Items from a data source:
• • • • • • •

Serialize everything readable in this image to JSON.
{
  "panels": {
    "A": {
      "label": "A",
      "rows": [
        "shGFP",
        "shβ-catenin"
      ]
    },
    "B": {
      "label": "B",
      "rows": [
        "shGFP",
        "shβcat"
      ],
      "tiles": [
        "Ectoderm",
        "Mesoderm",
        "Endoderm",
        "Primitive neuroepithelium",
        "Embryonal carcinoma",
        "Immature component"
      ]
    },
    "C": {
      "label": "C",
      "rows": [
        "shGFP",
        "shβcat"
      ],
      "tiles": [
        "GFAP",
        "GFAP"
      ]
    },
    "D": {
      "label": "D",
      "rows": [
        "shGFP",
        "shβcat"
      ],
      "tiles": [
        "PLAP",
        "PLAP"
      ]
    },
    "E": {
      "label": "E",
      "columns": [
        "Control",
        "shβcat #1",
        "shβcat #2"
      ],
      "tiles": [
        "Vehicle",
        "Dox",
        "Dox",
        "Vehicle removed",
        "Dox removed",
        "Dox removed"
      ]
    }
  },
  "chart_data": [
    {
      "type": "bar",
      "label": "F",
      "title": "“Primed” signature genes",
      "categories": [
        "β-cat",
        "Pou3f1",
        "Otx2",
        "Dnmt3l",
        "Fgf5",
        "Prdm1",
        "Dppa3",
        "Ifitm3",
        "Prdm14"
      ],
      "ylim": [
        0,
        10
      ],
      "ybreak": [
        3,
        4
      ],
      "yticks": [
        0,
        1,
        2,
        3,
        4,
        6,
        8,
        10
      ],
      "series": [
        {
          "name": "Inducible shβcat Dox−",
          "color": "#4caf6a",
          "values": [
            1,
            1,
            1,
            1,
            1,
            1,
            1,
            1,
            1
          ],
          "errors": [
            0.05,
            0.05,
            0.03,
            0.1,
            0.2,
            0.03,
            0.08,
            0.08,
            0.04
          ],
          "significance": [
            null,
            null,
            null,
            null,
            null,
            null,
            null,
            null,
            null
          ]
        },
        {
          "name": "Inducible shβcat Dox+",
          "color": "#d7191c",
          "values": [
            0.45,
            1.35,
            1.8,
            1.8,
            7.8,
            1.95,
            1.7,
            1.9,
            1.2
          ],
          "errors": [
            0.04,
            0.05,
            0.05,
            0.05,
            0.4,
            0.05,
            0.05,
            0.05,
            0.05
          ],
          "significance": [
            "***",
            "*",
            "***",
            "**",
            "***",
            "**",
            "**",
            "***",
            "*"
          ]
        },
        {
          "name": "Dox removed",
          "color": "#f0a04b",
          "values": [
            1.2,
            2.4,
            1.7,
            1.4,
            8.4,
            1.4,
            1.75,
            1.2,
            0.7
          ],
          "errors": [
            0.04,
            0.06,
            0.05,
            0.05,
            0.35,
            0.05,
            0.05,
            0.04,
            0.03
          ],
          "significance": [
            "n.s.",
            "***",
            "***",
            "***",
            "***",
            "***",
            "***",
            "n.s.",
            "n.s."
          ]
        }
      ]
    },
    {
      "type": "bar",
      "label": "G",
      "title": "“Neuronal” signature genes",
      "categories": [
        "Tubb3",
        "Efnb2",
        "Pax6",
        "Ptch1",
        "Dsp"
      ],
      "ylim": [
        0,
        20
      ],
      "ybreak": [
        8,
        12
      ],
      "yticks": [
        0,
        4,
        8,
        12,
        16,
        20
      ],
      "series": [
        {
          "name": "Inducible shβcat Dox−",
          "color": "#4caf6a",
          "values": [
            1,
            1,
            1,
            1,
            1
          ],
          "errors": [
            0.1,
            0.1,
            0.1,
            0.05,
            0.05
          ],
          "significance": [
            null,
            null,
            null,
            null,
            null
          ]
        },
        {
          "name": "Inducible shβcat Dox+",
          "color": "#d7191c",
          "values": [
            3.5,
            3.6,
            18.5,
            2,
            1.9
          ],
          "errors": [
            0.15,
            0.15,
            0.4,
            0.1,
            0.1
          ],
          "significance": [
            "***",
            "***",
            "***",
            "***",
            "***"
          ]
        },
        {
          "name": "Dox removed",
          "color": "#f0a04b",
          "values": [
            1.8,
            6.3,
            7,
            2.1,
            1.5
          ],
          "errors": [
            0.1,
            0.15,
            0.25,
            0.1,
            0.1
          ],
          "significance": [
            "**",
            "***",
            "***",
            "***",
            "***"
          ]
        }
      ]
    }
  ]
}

• • • • • • •

All of the records above should be given again exactly as written.

Serialize everything readable in this image to JSON.
{
  "panels": {
    "A": {
      "label": "A",
      "rows": [
        "shGFP",
        "shβ-catenin"
      ]
    },
    "B": {
      "label": "B",
      "rows": [
        "shGFP",
        "shβcat"
      ],
      "tiles": [
        "Ectoderm",
        "Mesoderm",
        "Endoderm",
        "Primitive neuroepithelium",
        "Embryonal carcinoma",
        "Immature component"
      ]
    },
    "C": {
      "label": "C",
      "rows": [
        "shGFP",
        "shβcat"
      ],
      "tiles": [
        "GFAP",
        "GFAP"
      ]
    },
    "D": {
      "label": "D",
      "rows": [
        "shGFP",
        "shβcat"
      ],
      "tiles": [
        "PLAP",
        "PLAP"
      ]
    },
    "E": {
      "label": "E",
      "columns": [
        "Control",
        "shβcat #1",
        "shβcat #2"
      ],
      "tiles": [
        "Vehicle",
        "Dox",
        "Dox",
        "Vehicle removed",
        "Dox removed",
        "Dox removed"
      ]
    }
  },
  "chart_data": [
    {
      "type": "bar",
      "label": "F",
      "title": "“Primed” signature genes",
      "categories": [
        "β-cat",
        "Pou3f1",
        "Otx2",
        "Dnmt3l",
        "Fgf5",
        "Prdm1",
        "Dppa3",
        "Ifitm3",
        "Prdm14"
      ],
      "ylim": [
        0,
        10
      ],
      "ybreak": [
        3,
        4
      ],
      "yticks": [
        0,
        1,
        2,
        3,
        4,
        6,
        8,
        10
      ],
      "series": [
        {
          "name": "Inducible shβcat Dox−",
          "color": "#4caf6a",
          "values": [
            1,
            1,
            1,
            1,
            1,
            1,
            1,
            1,
            1
          ],
          "errors": [
            0.05,
            0.05,
            0.03,
            0.1,
            0.2,
            0.03,
            0.08,
            0.08,
            0.04
          ],
          "significance": [
            null,
            null,
            null,
            null,
            null,
            null,
            null,
            null,
            null
          ]
        },
        {
          "name": "Inducible shβcat Dox+",
          "color": "#d7191c",
          "values": [
            0.45,
            1.35,
            1.8,
            1.8,
            7.8,
            1.95,
            1.7,
            1.9,
            1.2
          ],
          "errors": [
            0.04,
            0.05,
            0.05,
            0.05,
            0.4,
            0.05,
            0.05,
            0.05,
            0.05
          ],
          "significance": [
            "***",
            "*",
            "***",
            "**",
            "***",
            "**",
            "**",
            "***",
            "*"
          ]
        },
        {
          "name": "Dox removed",
          "color": "#f0a04b",
          "values": [
            1.2,
            2.4,
            1.7,
            1.4,
            8.4,
            1.4,
            1.75,
            1.2,
            0.7
          ],
          "errors": [
            0.04,
            0.06,
            0.05,
            0.05,
            0.35,
            0.05,
            0.05,
            0.04,
            0.03
          ],
          "significance": [
            "n.s.",
            "***",
            "***",
            "***",
            "***",
            "***",
            "***",
            "n.s.",
            "n.s."
          ]
        }
      ]
    },
    {
      "type": "bar",
      "label": "G",
      "title": "“Neuronal” signature genes",
      "categories": [
        "Tubb3",
        "Efnb2",
        "Pax6",
        "Ptch1",
        "Dsp"
      ],
      "ylim": [
        0,
        20
      ],
      "ybreak": [
        8,
        12
      ],
      "yticks": [
        0,
        4,
        8,
        12,
        16,
        20
      ],
      "series": [
        {
          "name": "Inducible shβcat Dox−",
          "color": "#4caf6a",
          "values": [
            1,
            1,
            1,
            1,
            1
          ],
          "errors": [
            0.1,
            0.1,
            0.1,
            0.05,
            0.05
          ],
          "significance": [
            null,
            null,
            null,
            null,
            null
          ]
        },
        {
          "name": "Inducible shβcat Dox+",
          "color": "#d7191c",
          "values": [
            3.5,
            3.6,
            18.5,
            2,
            1.9
          ],
          "errors": [
            0.15,
            0.15,
            0.4,
            0.1,
            0.1
          ],
          "significance": [
            "***",
            "***",
            "***",
            "***",
            "***"
          ]
        },
        {
          "name": "Dox removed",
          "color": "#f0a04b",
          "values": [
            1.8,
            6.3,
            7,
            2.1,
            1.5
          ],
          "errors": [
            0.1,
            0.15,
            0.25,
            0.1,
            0.1
          ],
          "significance": [
            "**",
            "***",
            "***",
            "***",
            "***"
          ]
        }
      ]
    }
  ]
}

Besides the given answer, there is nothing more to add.